→ **Task brief**: Filter the records below and copy every line containing the word "Taking".

⟨

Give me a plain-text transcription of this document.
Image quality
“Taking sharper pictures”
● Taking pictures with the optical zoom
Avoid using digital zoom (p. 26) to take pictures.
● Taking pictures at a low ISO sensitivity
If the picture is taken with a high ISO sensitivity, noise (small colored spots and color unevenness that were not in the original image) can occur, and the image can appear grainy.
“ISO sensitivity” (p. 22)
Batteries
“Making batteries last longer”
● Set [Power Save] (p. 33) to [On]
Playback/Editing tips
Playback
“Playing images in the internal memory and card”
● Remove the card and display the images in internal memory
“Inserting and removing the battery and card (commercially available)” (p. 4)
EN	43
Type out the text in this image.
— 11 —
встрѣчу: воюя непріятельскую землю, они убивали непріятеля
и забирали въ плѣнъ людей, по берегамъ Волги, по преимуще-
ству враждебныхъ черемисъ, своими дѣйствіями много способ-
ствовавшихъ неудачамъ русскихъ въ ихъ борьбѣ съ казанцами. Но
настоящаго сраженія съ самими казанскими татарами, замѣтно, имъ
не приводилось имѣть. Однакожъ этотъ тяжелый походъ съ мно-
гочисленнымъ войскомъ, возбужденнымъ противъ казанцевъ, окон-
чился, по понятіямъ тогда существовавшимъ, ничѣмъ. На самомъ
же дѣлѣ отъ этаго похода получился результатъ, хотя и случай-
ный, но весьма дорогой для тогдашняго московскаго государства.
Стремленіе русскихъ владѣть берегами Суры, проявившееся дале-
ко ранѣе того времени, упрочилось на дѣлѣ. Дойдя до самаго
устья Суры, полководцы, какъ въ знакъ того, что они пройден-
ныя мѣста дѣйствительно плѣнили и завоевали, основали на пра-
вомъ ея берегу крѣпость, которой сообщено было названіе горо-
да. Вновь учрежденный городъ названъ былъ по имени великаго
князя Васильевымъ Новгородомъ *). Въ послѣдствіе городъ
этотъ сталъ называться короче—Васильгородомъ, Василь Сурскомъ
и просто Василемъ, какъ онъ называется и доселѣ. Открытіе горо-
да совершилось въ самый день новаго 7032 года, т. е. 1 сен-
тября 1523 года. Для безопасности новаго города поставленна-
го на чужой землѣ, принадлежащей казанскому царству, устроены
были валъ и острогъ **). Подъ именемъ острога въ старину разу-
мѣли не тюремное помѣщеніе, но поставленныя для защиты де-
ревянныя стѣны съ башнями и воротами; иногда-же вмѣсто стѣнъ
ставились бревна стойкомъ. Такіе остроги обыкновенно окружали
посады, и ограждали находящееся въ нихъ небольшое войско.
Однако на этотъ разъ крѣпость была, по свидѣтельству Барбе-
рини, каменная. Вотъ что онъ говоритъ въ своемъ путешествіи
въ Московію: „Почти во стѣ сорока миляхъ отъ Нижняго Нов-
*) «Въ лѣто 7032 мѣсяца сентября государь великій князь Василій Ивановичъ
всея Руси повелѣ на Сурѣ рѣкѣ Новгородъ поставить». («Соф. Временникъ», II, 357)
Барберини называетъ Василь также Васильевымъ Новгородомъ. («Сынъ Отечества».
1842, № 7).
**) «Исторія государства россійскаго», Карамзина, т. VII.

⟩

→ **Answer to the problem**:
“Taking sharper pictures”
● Taking pictures with the optical zoom
● Taking pictures at a low ISO sensitivity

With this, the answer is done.